» GIVEN PROBLEM
Output all of the data below exactly as given.

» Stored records
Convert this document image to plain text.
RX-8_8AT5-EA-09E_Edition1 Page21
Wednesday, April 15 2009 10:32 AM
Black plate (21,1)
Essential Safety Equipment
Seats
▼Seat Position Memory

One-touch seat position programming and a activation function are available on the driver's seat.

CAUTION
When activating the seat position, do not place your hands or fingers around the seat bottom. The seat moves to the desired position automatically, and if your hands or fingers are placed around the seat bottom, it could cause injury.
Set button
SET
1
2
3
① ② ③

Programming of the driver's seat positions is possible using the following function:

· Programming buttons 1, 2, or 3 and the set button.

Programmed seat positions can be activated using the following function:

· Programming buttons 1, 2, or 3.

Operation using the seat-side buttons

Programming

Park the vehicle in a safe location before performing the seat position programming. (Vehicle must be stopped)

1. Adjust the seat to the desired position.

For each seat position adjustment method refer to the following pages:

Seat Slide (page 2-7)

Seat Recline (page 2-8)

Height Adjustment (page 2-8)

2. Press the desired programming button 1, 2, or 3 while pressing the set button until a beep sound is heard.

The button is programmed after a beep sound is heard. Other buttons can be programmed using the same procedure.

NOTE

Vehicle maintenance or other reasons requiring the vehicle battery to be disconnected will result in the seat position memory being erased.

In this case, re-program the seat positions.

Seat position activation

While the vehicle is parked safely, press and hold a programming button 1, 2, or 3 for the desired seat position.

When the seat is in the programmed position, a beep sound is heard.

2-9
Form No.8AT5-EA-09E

» FULL OUTPUT
Convert this document image to plain text.
RX-8_8AT5-EA-09E_Edition1 Page21
Wednesday, April 15 2009 10:32 AM
Black plate (21,1)
Essential Safety Equipment
Seats
▼Seat Position Memory

One-touch seat position programming and a activation function are available on the driver's seat.

CAUTION
When activating the seat position, do not place your hands or fingers around the seat bottom. The seat moves to the desired position automatically, and if your hands or fingers are placed around the seat bottom, it could cause injury.
Set button
SET
1
2
3
① ② ③

Programming of the driver's seat positions is possible using the following function:

· Programming buttons 1, 2, or 3 and the set button.

Programmed seat positions can be activated using the following function:

· Programming buttons 1, 2, or 3.

Operation using the seat-side buttons

Programming

Park the vehicle in a safe location before performing the seat position programming. (Vehicle must be stopped)

1. Adjust the seat to the desired position.

For each seat position adjustment method refer to the following pages:

Seat Slide (page 2-7)

Seat Recline (page 2-8)

Height Adjustment (page 2-8)

2. Press the desired programming button 1, 2, or 3 while pressing the set button until a beep sound is heard.

The button is programmed after a beep sound is heard. Other buttons can be programmed using the same procedure.

NOTE

Vehicle maintenance or other reasons requiring the vehicle battery to be disconnected will result in the seat position memory being erased.

In this case, re-program the seat positions.

Seat position activation

While the vehicle is parked safely, press and hold a programming button 1, 2, or 3 for the desired seat position.

When the seat is in the programmed position, a beep sound is heard.

2-9
Form No.8AT5-EA-09E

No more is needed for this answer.